— START —

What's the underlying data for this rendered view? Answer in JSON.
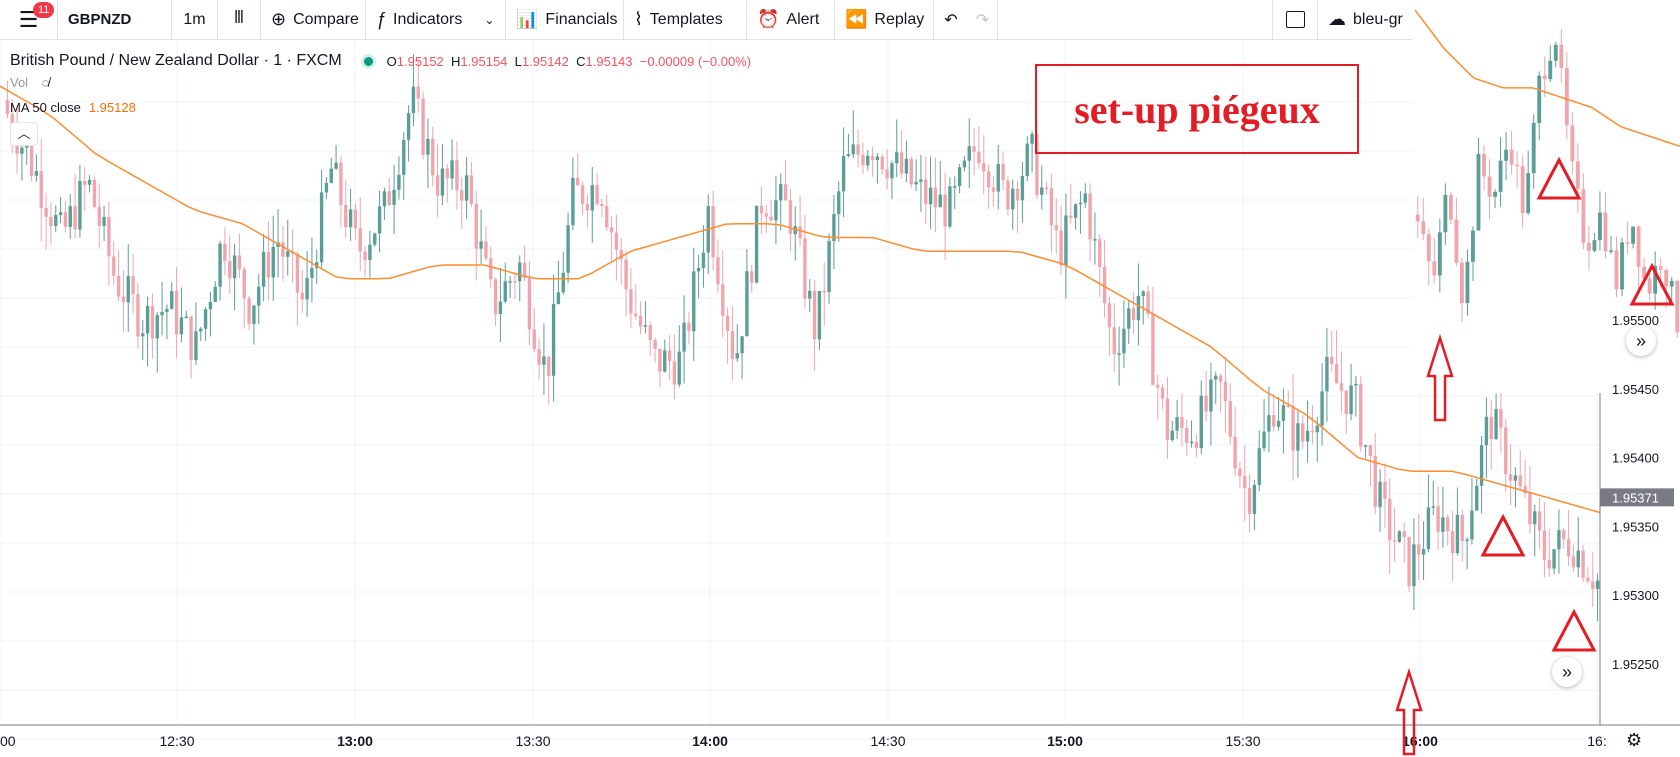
{
  "toolbar": {
    "badge": "11",
    "symbol": "GBPNZD",
    "interval": "1m",
    "compare": "Compare",
    "indicators": "Indicators",
    "financials": "Financials",
    "templates": "Templates",
    "alert": "Alert",
    "replay": "Replay",
    "layout": "bleu-gr"
  },
  "legend": {
    "title": "British Pound / New Zealand Dollar · 1 · FXCM",
    "o_label": "O",
    "o": "1.95152",
    "h_label": "H",
    "h": "1.95154",
    "l_label": "L",
    "l": "1.95142",
    "c_label": "C",
    "c": "1.95143",
    "change": "−0.00009 (−0.00%)",
    "vol": "Vol",
    "ma_label": "MA 50 close",
    "ma_value": "1.95128"
  },
  "annotation": "set-up piégeux",
  "colors": {
    "up": "#5b9e95",
    "down": "#f0a5ad",
    "ma": "#ff8c2e",
    "annot": "#e31c25"
  },
  "chart_data": {
    "type": "candlestick",
    "symbol": "GBPNZD",
    "interval": "1m",
    "time_ticks": [
      "00",
      "12:30",
      "13:00",
      "13:30",
      "14:00",
      "14:30",
      "15:00",
      "15:30",
      "16:00",
      "16:"
    ],
    "time_ticks_bold": [
      "13:00",
      "14:00",
      "15:00",
      "16:00"
    ],
    "price_ticks": [
      "1.95500",
      "1.95450",
      "1.95400",
      "1.95350",
      "1.95300",
      "1.95250"
    ],
    "last_price": "1.95371",
    "ylim": [
      1.9522,
      1.957
    ],
    "ma_period": 50,
    "close_path": [
      1.9565,
      1.9561,
      1.9556,
      1.956,
      1.9553,
      1.955,
      1.9551,
      1.9548,
      1.9556,
      1.9551,
      1.9556,
      1.9551,
      1.9561,
      1.9555,
      1.9558,
      1.9566,
      1.956,
      1.956,
      1.9551,
      1.9554,
      1.9546,
      1.9559,
      1.956,
      1.9552,
      1.9547,
      1.9547,
      1.9558,
      1.9547,
      1.9559,
      1.9558,
      1.9549,
      1.9561,
      1.9563,
      1.9561,
      1.9559,
      1.9558,
      1.9563,
      1.9559,
      1.9562,
      1.9555,
      1.9559,
      1.9548,
      1.9552,
      1.9542,
      1.9542,
      1.9545,
      1.9537,
      1.9544,
      1.9541,
      1.9546,
      1.9544,
      1.9536,
      1.9532,
      1.9536,
      1.9534,
      1.9543,
      1.9538,
      1.9533,
      1.9534,
      1.9531
    ],
    "ma_path": [
      1.9567,
      1.9565,
      1.9562,
      1.956,
      1.9558,
      1.9557,
      1.9555,
      1.9553,
      1.9553,
      1.9554,
      1.9554,
      1.9553,
      1.9553,
      1.9555,
      1.9556,
      1.9557,
      1.9557,
      1.9556,
      1.9556,
      1.9555,
      1.9555,
      1.9555,
      1.9554,
      1.9552,
      1.955,
      1.9548,
      1.9545,
      1.9543,
      1.954,
      1.9539,
      1.9539,
      1.9538,
      1.9537,
      1.9536
    ],
    "inset": {
      "close_path": [
        1.9546,
        1.954,
        1.955,
        1.9538,
        1.9552,
        1.9549,
        1.9555,
        1.9547,
        1.9561,
        1.9566,
        1.9552,
        1.9544,
        1.9547,
        1.954,
        1.9547,
        1.9539,
        1.9543,
        1.9536
      ],
      "ma_path": [
        1.9568,
        1.9564,
        1.9561,
        1.956,
        1.956,
        1.9559,
        1.9558,
        1.9556,
        1.9555,
        1.9554
      ]
    },
    "markers": [
      {
        "kind": "arrow-up",
        "where": "main"
      },
      {
        "kind": "triangle",
        "where": "main"
      },
      {
        "kind": "triangle",
        "where": "main"
      },
      {
        "kind": "arrow-up",
        "where": "inset"
      },
      {
        "kind": "triangle",
        "where": "inset"
      },
      {
        "kind": "triangle",
        "where": "inset"
      }
    ]
  }
}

— END —

### GIVEN PROBLEM:
Leave out the pictures and transcribe the entries above exactly.

### SOLUTION TO THIS EXERCISE:
What's the underlying data for this rendered view? Answer in JSON.
{
  "toolbar": {
    "badge": "11",
    "symbol": "GBPNZD",
    "interval": "1m",
    "compare": "Compare",
    "indicators": "Indicators",
    "financials": "Financials",
    "templates": "Templates",
    "alert": "Alert",
    "replay": "Replay",
    "layout": "bleu-gr"
  },
  "legend": {
    "title": "British Pound / New Zealand Dollar · 1 · FXCM",
    "o_label": "O",
    "o": "1.95152",
    "h_label": "H",
    "h": "1.95154",
    "l_label": "L",
    "l": "1.95142",
    "c_label": "C",
    "c": "1.95143",
    "change": "−0.00009 (−0.00%)",
    "vol": "Vol",
    "ma_label": "MA 50 close",
    "ma_value": "1.95128"
  },
  "annotation": "set-up piégeux",
  "colors": {
    "up": "#5b9e95",
    "down": "#f0a5ad",
    "ma": "#ff8c2e",
    "annot": "#e31c25"
  },
  "chart_data": {
    "type": "candlestick",
    "symbol": "GBPNZD",
    "interval": "1m",
    "time_ticks": [
      "00",
      "12:30",
      "13:00",
      "13:30",
      "14:00",
      "14:30",
      "15:00",
      "15:30",
      "16:00",
      "16:"
    ],
    "time_ticks_bold": [
      "13:00",
      "14:00",
      "15:00",
      "16:00"
    ],
    "price_ticks": [
      "1.95500",
      "1.95450",
      "1.95400",
      "1.95350",
      "1.95300",
      "1.95250"
    ],
    "last_price": "1.95371",
    "ylim": [
      1.9522,
      1.957
    ],
    "ma_period": 50,
    "close_path": [
      1.9565,
      1.9561,
      1.9556,
      1.956,
      1.9553,
      1.955,
      1.9551,
      1.9548,
      1.9556,
      1.9551,
      1.9556,
      1.9551,
      1.9561,
      1.9555,
      1.9558,
      1.9566,
      1.956,
      1.956,
      1.9551,
      1.9554,
      1.9546,
      1.9559,
      1.956,
      1.9552,
      1.9547,
      1.9547,
      1.9558,
      1.9547,
      1.9559,
      1.9558,
      1.9549,
      1.9561,
      1.9563,
      1.9561,
      1.9559,
      1.9558,
      1.9563,
      1.9559,
      1.9562,
      1.9555,
      1.9559,
      1.9548,
      1.9552,
      1.9542,
      1.9542,
      1.9545,
      1.9537,
      1.9544,
      1.9541,
      1.9546,
      1.9544,
      1.9536,
      1.9532,
      1.9536,
      1.9534,
      1.9543,
      1.9538,
      1.9533,
      1.9534,
      1.9531
    ],
    "ma_path": [
      1.9567,
      1.9565,
      1.9562,
      1.956,
      1.9558,
      1.9557,
      1.9555,
      1.9553,
      1.9553,
      1.9554,
      1.9554,
      1.9553,
      1.9553,
      1.9555,
      1.9556,
      1.9557,
      1.9557,
      1.9556,
      1.9556,
      1.9555,
      1.9555,
      1.9555,
      1.9554,
      1.9552,
      1.955,
      1.9548,
      1.9545,
      1.9543,
      1.954,
      1.9539,
      1.9539,
      1.9538,
      1.9537,
      1.9536
    ],
    "inset": {
      "close_path": [
        1.9546,
        1.954,
        1.955,
        1.9538,
        1.9552,
        1.9549,
        1.9555,
        1.9547,
        1.9561,
        1.9566,
        1.9552,
        1.9544,
        1.9547,
        1.954,
        1.9547,
        1.9539,
        1.9543,
        1.9536
      ],
      "ma_path": [
        1.9568,
        1.9564,
        1.9561,
        1.956,
        1.956,
        1.9559,
        1.9558,
        1.9556,
        1.9555,
        1.9554
      ]
    },
    "markers": [
      {
        "kind": "arrow-up",
        "where": "main"
      },
      {
        "kind": "triangle",
        "where": "main"
      },
      {
        "kind": "triangle",
        "where": "main"
      },
      {
        "kind": "arrow-up",
        "where": "inset"
      },
      {
        "kind": "triangle",
        "where": "inset"
      },
      {
        "kind": "triangle",
        "where": "inset"
      }
    ]
  }
}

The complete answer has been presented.